Task to carry out
Write out the data again exactly, skipping every picture.

── Stored data ──

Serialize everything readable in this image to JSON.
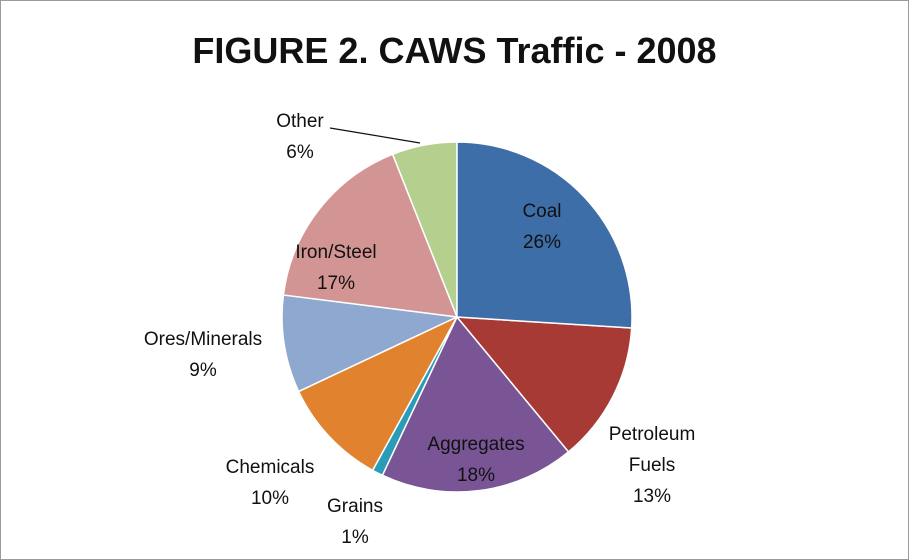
{
  "chart_data": {
    "type": "pie",
    "title": "FIGURE 2.  CAWS Traffic - 2008",
    "categories": [
      "Coal",
      "Petroleum Fuels",
      "Aggregates",
      "Grains",
      "Chemicals",
      "Ores/Minerals",
      "Iron/Steel",
      "Other"
    ],
    "values": [
      26,
      13,
      18,
      1,
      10,
      9,
      17,
      6
    ],
    "value_labels": [
      "26%",
      "13%",
      "18%",
      "1%",
      "10%",
      "9%",
      "17%",
      "6%"
    ],
    "colors": [
      "#3d6ea8",
      "#a83a36",
      "#7a5596",
      "#2b9cb8",
      "#e0822e",
      "#8fa8d0",
      "#d29593",
      "#b5cf8e"
    ]
  }
}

───

Worked answer
Serialize everything readable in this image to JSON.
{
  "chart_data": {
    "type": "pie",
    "title": "FIGURE 2.  CAWS Traffic - 2008",
    "categories": [
      "Coal",
      "Petroleum Fuels",
      "Aggregates",
      "Grains",
      "Chemicals",
      "Ores/Minerals",
      "Iron/Steel",
      "Other"
    ],
    "values": [
      26,
      13,
      18,
      1,
      10,
      9,
      17,
      6
    ],
    "value_labels": [
      "26%",
      "13%",
      "18%",
      "1%",
      "10%",
      "9%",
      "17%",
      "6%"
    ],
    "colors": [
      "#3d6ea8",
      "#a83a36",
      "#7a5596",
      "#2b9cb8",
      "#e0822e",
      "#8fa8d0",
      "#d29593",
      "#b5cf8e"
    ]
  }
}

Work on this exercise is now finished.